EXCERPT
Big business wants to cut the costs of welfare for two reasons. Firstly, benefits above the barest minimum are seen as a barrier to lowering wages. The costs of welfare are also seen as a barrier to the government’s programme of cutting taxes on business and the rich. Cutting social welfare and cutting taxes for the rich usually go hand in hand.

Protests against benefit cuts in 2012 that echo those of the early 1990s

In 1991 the then Minister of Social Welfare Jenny Shipley blamed “high” benefits for making it difficult to lower wages. Explaining her support for benefit cuts she claimed: “Benefit payments have been high enough compared to wages that for many people there has been little financial encouragement to take on paid work and employers have been unable to attract workers at rates that would maintain the viability of their business.” Commenting on what basis the benefit levels were decided she said: “Quite frankly, the research I rely on is the marketplace. If the marketplace cannot pay, there is no such thing as an arbitrary, isolated, adequacy level.”

The current government is also testing the water to impose time limits on benefits by forcing people to reapply after one year. Business Roundtable chairman Douglas Myers told the HR Nicholls Society in Melbourne in 1992: “The absence of any time-limit on the dole (following which people might be obliged to undertake training or qualify for restricted assistance) reduces the pressure on wages to adjust to competitive pressures.”

By targeting the most vulnerable the government hopes to get support for large scale cuts to basic welfare for everyone. They can then use those cuts to finance tax cuts for business and the rich. And they are happy to lie to achieve that goal. John Key claimed in February 2010 that the government would save $10 million over their lifetime if 100 sole parent beneficiaries were moved off benefits and into work. In March 2010 he upped the ante and claimed that getting 5 percent of DPB recipients (around 2150 sole parents) with a child over six off the benefit would save $200 million. This calculation assumed the full cost of DPB over another 6.5 years on the DPB. This number doesn’t actually match time usually spent on the DPB. What he also “forgot” is that nearly exactly the same amount would be spent or lost on Working For Families, In work Tax benefits, child care subsidies, payments from the other parent (which goes to the State) and the like if (as can be assumed) they work 20 or more hours a week. Working for Families alone would cost $170 million over the 6.5 years. That’s the way our benefit/wage/tax system is set up. The biggest disincentive to working is the 100% marginal tax rates for income earned by beneficiaries over $80 a week. The proposed increase in this level to $100 (for those on the DPB and invalids benefits only) will do very little remove the real disincentives that exist to working more hours while transitioning off a benefit. This $20 increase is the first increase in the limit in two decades!

TO-DO LIST
(1) From the passage on benefit cuts, reproduce the text from "Big business wants" up to and including "hand in hand.".
(2) Translate this sentence from the passage on benefit cuts into Spanish: "Cutting social welfare and cutting taxes for the rich usually go hand in hand."

PROVIDED MATERIAL
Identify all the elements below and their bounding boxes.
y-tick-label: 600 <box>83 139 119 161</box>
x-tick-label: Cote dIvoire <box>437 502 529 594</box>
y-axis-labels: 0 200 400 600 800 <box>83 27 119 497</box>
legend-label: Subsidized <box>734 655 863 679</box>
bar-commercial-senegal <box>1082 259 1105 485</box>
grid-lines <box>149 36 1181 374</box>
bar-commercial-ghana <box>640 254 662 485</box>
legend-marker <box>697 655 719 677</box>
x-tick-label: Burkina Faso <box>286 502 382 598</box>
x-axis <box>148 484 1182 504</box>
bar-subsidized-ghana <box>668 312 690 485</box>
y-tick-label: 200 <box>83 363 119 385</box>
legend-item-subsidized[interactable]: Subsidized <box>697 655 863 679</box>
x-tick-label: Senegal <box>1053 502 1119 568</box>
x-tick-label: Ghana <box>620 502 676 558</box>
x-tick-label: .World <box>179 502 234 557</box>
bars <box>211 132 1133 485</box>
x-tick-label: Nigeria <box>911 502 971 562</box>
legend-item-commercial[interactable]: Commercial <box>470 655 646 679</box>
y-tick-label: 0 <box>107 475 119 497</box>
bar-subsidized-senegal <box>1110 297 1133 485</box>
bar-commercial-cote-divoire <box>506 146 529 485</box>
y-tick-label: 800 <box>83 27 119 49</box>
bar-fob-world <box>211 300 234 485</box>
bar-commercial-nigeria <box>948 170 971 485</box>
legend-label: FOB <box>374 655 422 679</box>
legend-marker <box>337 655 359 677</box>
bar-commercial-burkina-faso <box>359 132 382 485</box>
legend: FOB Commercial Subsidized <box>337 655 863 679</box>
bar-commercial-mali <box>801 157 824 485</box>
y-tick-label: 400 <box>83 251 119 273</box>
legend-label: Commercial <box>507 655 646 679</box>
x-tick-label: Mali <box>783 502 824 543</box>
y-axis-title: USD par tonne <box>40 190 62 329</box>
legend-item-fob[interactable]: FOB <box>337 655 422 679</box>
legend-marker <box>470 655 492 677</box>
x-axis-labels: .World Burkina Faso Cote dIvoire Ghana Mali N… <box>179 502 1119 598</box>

ANSWERS TO THE EXERCISE
(1)
Big business wants to cut the costs of welfare for two reasons. Firstly, benefits above the barest minimum are seen as a barrier to lowering wages. The costs of welfare are also seen as a barrier to the government’s programme of cutting taxes on business and the rich. Cutting social welfare and cutting taxes for the rich usually go hand in hand.

(2) Recortar la asistencia social y recortar los impuestos a los ricos suelen ir de la mano.